# WORK TO BE COMPLETED:
Please repeat all of the listing exactly.

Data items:
· · · · · · ·

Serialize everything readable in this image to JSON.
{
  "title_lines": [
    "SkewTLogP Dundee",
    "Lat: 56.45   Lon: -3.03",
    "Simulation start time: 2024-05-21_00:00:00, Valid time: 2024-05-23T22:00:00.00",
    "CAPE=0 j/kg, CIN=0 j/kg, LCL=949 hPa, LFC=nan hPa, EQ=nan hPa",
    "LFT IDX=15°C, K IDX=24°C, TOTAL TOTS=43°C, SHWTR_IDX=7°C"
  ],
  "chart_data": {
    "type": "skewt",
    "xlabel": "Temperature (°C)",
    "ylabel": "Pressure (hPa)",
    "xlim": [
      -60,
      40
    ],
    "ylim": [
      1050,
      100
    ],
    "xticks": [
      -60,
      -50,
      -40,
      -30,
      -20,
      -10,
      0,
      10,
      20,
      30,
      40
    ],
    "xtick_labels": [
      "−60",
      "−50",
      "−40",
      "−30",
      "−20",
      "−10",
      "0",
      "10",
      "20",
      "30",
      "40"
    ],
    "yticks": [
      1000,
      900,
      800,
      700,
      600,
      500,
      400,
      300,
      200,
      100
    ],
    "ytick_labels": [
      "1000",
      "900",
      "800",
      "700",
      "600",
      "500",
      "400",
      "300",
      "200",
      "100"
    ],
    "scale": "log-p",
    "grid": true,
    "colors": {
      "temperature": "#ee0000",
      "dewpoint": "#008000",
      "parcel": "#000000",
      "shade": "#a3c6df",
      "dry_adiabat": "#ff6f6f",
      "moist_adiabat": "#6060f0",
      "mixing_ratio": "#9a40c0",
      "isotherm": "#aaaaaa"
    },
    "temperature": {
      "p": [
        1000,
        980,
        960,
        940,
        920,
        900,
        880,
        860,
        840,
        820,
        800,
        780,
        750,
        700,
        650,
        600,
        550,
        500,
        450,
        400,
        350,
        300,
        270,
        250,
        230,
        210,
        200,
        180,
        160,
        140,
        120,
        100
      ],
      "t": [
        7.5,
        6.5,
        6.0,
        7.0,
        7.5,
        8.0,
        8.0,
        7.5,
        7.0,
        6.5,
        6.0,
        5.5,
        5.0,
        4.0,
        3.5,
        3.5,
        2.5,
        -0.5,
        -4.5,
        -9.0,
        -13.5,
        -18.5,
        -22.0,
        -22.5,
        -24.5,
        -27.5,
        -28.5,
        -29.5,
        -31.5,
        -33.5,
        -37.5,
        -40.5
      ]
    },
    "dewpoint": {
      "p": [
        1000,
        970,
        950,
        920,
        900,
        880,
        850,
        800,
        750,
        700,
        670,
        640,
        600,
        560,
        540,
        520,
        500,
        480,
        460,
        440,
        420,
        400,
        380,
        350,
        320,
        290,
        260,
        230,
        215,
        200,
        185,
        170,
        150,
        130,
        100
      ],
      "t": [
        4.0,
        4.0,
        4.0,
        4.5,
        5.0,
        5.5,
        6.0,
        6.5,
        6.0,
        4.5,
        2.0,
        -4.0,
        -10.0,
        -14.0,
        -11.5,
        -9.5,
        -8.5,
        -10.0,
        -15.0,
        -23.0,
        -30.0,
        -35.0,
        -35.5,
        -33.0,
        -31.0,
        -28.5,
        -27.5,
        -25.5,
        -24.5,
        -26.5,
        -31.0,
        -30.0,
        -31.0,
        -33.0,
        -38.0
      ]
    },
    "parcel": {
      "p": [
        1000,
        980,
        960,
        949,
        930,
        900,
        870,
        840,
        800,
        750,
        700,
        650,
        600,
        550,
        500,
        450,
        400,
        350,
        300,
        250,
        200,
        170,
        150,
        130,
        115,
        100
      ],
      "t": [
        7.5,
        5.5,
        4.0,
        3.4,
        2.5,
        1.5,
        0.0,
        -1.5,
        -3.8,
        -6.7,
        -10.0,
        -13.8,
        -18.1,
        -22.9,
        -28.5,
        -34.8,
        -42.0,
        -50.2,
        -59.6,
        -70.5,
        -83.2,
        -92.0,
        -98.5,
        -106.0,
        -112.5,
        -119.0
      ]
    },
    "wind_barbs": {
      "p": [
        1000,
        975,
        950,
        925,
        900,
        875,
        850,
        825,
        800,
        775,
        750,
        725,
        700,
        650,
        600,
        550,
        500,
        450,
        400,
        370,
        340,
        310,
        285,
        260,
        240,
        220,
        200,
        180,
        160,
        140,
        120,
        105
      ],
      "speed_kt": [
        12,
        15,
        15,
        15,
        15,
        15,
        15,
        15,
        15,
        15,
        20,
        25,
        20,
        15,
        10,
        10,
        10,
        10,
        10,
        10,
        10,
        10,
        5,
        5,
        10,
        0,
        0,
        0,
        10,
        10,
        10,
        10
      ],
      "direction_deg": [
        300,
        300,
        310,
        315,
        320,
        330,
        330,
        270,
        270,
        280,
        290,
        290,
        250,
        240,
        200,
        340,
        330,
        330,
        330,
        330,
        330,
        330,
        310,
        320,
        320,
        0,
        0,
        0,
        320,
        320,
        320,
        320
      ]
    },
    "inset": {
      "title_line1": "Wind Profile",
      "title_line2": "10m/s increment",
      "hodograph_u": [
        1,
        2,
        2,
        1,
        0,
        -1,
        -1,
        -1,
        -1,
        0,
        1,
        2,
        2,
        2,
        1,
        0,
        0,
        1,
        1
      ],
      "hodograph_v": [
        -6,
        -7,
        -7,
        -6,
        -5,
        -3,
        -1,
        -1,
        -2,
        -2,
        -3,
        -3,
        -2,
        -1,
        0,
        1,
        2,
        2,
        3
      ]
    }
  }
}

· · · · · · ·

# FINAL RESULT:
Serialize everything readable in this image to JSON.
{
  "title_lines": [
    "SkewTLogP Dundee",
    "Lat: 56.45   Lon: -3.03",
    "Simulation start time: 2024-05-21_00:00:00, Valid time: 2024-05-23T22:00:00.00",
    "CAPE=0 j/kg, CIN=0 j/kg, LCL=949 hPa, LFC=nan hPa, EQ=nan hPa",
    "LFT IDX=15°C, K IDX=24°C, TOTAL TOTS=43°C, SHWTR_IDX=7°C"
  ],
  "chart_data": {
    "type": "skewt",
    "xlabel": "Temperature (°C)",
    "ylabel": "Pressure (hPa)",
    "xlim": [
      -60,
      40
    ],
    "ylim": [
      1050,
      100
    ],
    "xticks": [
      -60,
      -50,
      -40,
      -30,
      -20,
      -10,
      0,
      10,
      20,
      30,
      40
    ],
    "xtick_labels": [
      "−60",
      "−50",
      "−40",
      "−30",
      "−20",
      "−10",
      "0",
      "10",
      "20",
      "30",
      "40"
    ],
    "yticks": [
      1000,
      900,
      800,
      700,
      600,
      500,
      400,
      300,
      200,
      100
    ],
    "ytick_labels": [
      "1000",
      "900",
      "800",
      "700",
      "600",
      "500",
      "400",
      "300",
      "200",
      "100"
    ],
    "scale": "log-p",
    "grid": true,
    "colors": {
      "temperature": "#ee0000",
      "dewpoint": "#008000",
      "parcel": "#000000",
      "shade": "#a3c6df",
      "dry_adiabat": "#ff6f6f",
      "moist_adiabat": "#6060f0",
      "mixing_ratio": "#9a40c0",
      "isotherm": "#aaaaaa"
    },
    "temperature": {
      "p": [
        1000,
        980,
        960,
        940,
        920,
        900,
        880,
        860,
        840,
        820,
        800,
        780,
        750,
        700,
        650,
        600,
        550,
        500,
        450,
        400,
        350,
        300,
        270,
        250,
        230,
        210,
        200,
        180,
        160,
        140,
        120,
        100
      ],
      "t": [
        7.5,
        6.5,
        6.0,
        7.0,
        7.5,
        8.0,
        8.0,
        7.5,
        7.0,
        6.5,
        6.0,
        5.5,
        5.0,
        4.0,
        3.5,
        3.5,
        2.5,
        -0.5,
        -4.5,
        -9.0,
        -13.5,
        -18.5,
        -22.0,
        -22.5,
        -24.5,
        -27.5,
        -28.5,
        -29.5,
        -31.5,
        -33.5,
        -37.5,
        -40.5
      ]
    },
    "dewpoint": {
      "p": [
        1000,
        970,
        950,
        920,
        900,
        880,
        850,
        800,
        750,
        700,
        670,
        640,
        600,
        560,
        540,
        520,
        500,
        480,
        460,
        440,
        420,
        400,
        380,
        350,
        320,
        290,
        260,
        230,
        215,
        200,
        185,
        170,
        150,
        130,
        100
      ],
      "t": [
        4.0,
        4.0,
        4.0,
        4.5,
        5.0,
        5.5,
        6.0,
        6.5,
        6.0,
        4.5,
        2.0,
        -4.0,
        -10.0,
        -14.0,
        -11.5,
        -9.5,
        -8.5,
        -10.0,
        -15.0,
        -23.0,
        -30.0,
        -35.0,
        -35.5,
        -33.0,
        -31.0,
        -28.5,
        -27.5,
        -25.5,
        -24.5,
        -26.5,
        -31.0,
        -30.0,
        -31.0,
        -33.0,
        -38.0
      ]
    },
    "parcel": {
      "p": [
        1000,
        980,
        960,
        949,
        930,
        900,
        870,
        840,
        800,
        750,
        700,
        650,
        600,
        550,
        500,
        450,
        400,
        350,
        300,
        250,
        200,
        170,
        150,
        130,
        115,
        100
      ],
      "t": [
        7.5,
        5.5,
        4.0,
        3.4,
        2.5,
        1.5,
        0.0,
        -1.5,
        -3.8,
        -6.7,
        -10.0,
        -13.8,
        -18.1,
        -22.9,
        -28.5,
        -34.8,
        -42.0,
        -50.2,
        -59.6,
        -70.5,
        -83.2,
        -92.0,
        -98.5,
        -106.0,
        -112.5,
        -119.0
      ]
    },
    "wind_barbs": {
      "p": [
        1000,
        975,
        950,
        925,
        900,
        875,
        850,
        825,
        800,
        775,
        750,
        725,
        700,
        650,
        600,
        550,
        500,
        450,
        400,
        370,
        340,
        310,
        285,
        260,
        240,
        220,
        200,
        180,
        160,
        140,
        120,
        105
      ],
      "speed_kt": [
        12,
        15,
        15,
        15,
        15,
        15,
        15,
        15,
        15,
        15,
        20,
        25,
        20,
        15,
        10,
        10,
        10,
        10,
        10,
        10,
        10,
        10,
        5,
        5,
        10,
        0,
        0,
        0,
        10,
        10,
        10,
        10
      ],
      "direction_deg": [
        300,
        300,
        310,
        315,
        320,
        330,
        330,
        270,
        270,
        280,
        290,
        290,
        250,
        240,
        200,
        340,
        330,
        330,
        330,
        330,
        330,
        330,
        310,
        320,
        320,
        0,
        0,
        0,
        320,
        320,
        320,
        320
      ]
    },
    "inset": {
      "title_line1": "Wind Profile",
      "title_line2": "10m/s increment",
      "hodograph_u": [
        1,
        2,
        2,
        1,
        0,
        -1,
        -1,
        -1,
        -1,
        0,
        1,
        2,
        2,
        2,
        1,
        0,
        0,
        1,
        1
      ],
      "hodograph_v": [
        -6,
        -7,
        -7,
        -6,
        -5,
        -3,
        -1,
        -1,
        -2,
        -2,
        -3,
        -3,
        -2,
        -1,
        0,
        1,
        2,
        2,
        3
      ]
    }
  }
}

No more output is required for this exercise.